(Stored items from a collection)
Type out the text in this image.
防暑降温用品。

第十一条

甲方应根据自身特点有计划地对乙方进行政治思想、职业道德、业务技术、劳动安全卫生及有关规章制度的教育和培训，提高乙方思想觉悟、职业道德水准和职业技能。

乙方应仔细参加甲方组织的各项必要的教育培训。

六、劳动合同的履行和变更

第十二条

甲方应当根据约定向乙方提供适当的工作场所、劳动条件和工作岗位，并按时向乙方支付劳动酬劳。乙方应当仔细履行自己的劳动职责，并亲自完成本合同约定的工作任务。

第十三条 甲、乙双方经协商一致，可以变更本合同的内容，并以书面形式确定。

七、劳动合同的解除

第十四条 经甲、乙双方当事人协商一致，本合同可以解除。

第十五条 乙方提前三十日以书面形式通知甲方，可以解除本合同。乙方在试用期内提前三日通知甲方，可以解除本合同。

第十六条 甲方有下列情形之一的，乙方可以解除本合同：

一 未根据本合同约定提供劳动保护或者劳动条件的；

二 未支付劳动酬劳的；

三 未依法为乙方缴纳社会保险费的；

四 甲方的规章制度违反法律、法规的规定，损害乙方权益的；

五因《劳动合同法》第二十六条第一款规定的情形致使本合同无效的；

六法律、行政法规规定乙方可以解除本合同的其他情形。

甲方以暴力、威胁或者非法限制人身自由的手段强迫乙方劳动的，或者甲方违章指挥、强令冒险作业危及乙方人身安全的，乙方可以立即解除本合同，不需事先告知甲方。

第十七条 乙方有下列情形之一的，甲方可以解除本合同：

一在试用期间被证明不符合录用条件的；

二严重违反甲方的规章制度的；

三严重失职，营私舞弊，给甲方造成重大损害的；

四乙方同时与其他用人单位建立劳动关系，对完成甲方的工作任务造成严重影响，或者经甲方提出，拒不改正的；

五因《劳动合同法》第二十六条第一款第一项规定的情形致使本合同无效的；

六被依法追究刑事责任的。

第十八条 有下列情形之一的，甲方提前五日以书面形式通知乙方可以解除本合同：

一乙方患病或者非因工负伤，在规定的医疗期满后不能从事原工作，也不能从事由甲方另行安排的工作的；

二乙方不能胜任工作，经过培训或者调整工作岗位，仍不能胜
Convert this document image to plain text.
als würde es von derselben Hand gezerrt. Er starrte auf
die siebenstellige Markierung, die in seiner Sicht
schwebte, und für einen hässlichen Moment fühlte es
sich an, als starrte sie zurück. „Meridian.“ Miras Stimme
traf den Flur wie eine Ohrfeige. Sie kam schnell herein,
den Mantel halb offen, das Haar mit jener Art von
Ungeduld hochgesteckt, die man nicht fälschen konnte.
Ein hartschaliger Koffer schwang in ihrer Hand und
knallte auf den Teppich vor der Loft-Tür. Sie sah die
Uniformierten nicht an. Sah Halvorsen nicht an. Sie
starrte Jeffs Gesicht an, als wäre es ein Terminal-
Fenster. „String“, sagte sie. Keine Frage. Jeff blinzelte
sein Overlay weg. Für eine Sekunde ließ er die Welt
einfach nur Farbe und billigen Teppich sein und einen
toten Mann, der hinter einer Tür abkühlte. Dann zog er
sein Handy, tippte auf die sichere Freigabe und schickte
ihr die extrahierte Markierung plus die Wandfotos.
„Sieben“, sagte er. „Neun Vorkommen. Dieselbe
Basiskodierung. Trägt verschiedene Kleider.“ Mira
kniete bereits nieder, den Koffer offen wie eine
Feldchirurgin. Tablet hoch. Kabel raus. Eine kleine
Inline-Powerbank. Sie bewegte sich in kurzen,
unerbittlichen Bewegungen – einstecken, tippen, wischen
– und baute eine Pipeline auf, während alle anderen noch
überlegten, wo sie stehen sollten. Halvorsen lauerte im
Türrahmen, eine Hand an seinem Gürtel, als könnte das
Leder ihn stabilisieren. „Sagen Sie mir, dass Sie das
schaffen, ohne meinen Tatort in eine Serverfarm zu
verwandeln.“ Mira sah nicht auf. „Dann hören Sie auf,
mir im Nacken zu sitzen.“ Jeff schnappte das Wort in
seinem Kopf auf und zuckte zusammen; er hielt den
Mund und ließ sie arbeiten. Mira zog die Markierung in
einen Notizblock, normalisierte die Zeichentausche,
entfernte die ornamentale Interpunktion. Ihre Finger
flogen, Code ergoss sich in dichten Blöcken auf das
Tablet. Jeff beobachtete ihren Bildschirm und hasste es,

What the exercise asks: Transcribe the material above word for word.

Written reply:
Type out the text in this image.
防暑降温用品。

第十一条

甲方应根据自身特点有计划地对乙方进行政治思想、职业道德、业务技术、劳动安全卫生及有关规章制度的教育和培训，提高乙方思想觉悟、职业道德水准和职业技能。

乙方应仔细参加甲方组织的各项必要的教育培训。

六、劳动合同的履行和变更

第十二条

甲方应当根据约定向乙方提供适当的工作场所、劳动条件和工作岗位，并按时向乙方支付劳动酬劳。乙方应当仔细履行自己的劳动职责，并亲自完成本合同约定的工作任务。

第十三条 甲、乙双方经协商一致，可以变更本合同的内容，并以书面形式确定。

七、劳动合同的解除

第十四条 经甲、乙双方当事人协商一致，本合同可以解除。

第十五条 乙方提前三十日以书面形式通知甲方，可以解除本合同。乙方在试用期内提前三日通知甲方，可以解除本合同。

第十六条 甲方有下列情形之一的，乙方可以解除本合同：

一 未根据本合同约定提供劳动保护或者劳动条件的；

二 未支付劳动酬劳的；

三 未依法为乙方缴纳社会保险费的；

四 甲方的规章制度违反法律、法规的规定，损害乙方权益的；

五因《劳动合同法》第二十六条第一款规定的情形致使本合同无效的；

六法律、行政法规规定乙方可以解除本合同的其他情形。

甲方以暴力、威胁或者非法限制人身自由的手段强迫乙方劳动的，或者甲方违章指挥、强令冒险作业危及乙方人身安全的，乙方可以立即解除本合同，不需事先告知甲方。

第十七条 乙方有下列情形之一的，甲方可以解除本合同：

一在试用期间被证明不符合录用条件的；

二严重违反甲方的规章制度的；

三严重失职，营私舞弊，给甲方造成重大损害的；

四乙方同时与其他用人单位建立劳动关系，对完成甲方的工作任务造成严重影响，或者经甲方提出，拒不改正的；

五因《劳动合同法》第二十六条第一款第一项规定的情形致使本合同无效的；

六被依法追究刑事责任的。

第十八条 有下列情形之一的，甲方提前五日以书面形式通知乙方可以解除本合同：

一乙方患病或者非因工负伤，在规定的医疗期满后不能从事原工作，也不能从事由甲方另行安排的工作的；

二乙方不能胜任工作，经过培训或者调整工作岗位，仍不能胜
Convert this document image to plain text.
als würde es von derselben Hand gezerrt. Er starrte auf
die siebenstellige Markierung, die in seiner Sicht
schwebte, und für einen hässlichen Moment fühlte es
sich an, als starrte sie zurück. „Meridian.“ Miras Stimme
traf den Flur wie eine Ohrfeige. Sie kam schnell herein,
den Mantel halb offen, das Haar mit jener Art von
Ungeduld hochgesteckt, die man nicht fälschen konnte.
Ein hartschaliger Koffer schwang in ihrer Hand und
knallte auf den Teppich vor der Loft-Tür. Sie sah die
Uniformierten nicht an. Sah Halvorsen nicht an. Sie
starrte Jeffs Gesicht an, als wäre es ein Terminal-
Fenster. „String“, sagte sie. Keine Frage. Jeff blinzelte
sein Overlay weg. Für eine Sekunde ließ er die Welt
einfach nur Farbe und billigen Teppich sein und einen
toten Mann, der hinter einer Tür abkühlte. Dann zog er
sein Handy, tippte auf die sichere Freigabe und schickte
ihr die extrahierte Markierung plus die Wandfotos.
„Sieben“, sagte er. „Neun Vorkommen. Dieselbe
Basiskodierung. Trägt verschiedene Kleider.“ Mira
kniete bereits nieder, den Koffer offen wie eine
Feldchirurgin. Tablet hoch. Kabel raus. Eine kleine
Inline-Powerbank. Sie bewegte sich in kurzen,
unerbittlichen Bewegungen – einstecken, tippen, wischen
– und baute eine Pipeline auf, während alle anderen noch
überlegten, wo sie stehen sollten. Halvorsen lauerte im
Türrahmen, eine Hand an seinem Gürtel, als könnte das
Leder ihn stabilisieren. „Sagen Sie mir, dass Sie das
schaffen, ohne meinen Tatort in eine Serverfarm zu
verwandeln.“ Mira sah nicht auf. „Dann hören Sie auf,
mir im Nacken zu sitzen.“ Jeff schnappte das Wort in
seinem Kopf auf und zuckte zusammen; er hielt den
Mund und ließ sie arbeiten. Mira zog die Markierung in
einen Notizblock, normalisierte die Zeichentausche,
entfernte die ornamentale Interpunktion. Ihre Finger
flogen, Code ergoss sich in dichten Blöcken auf das
Tablet. Jeff beobachtete ihren Bildschirm und hasste es,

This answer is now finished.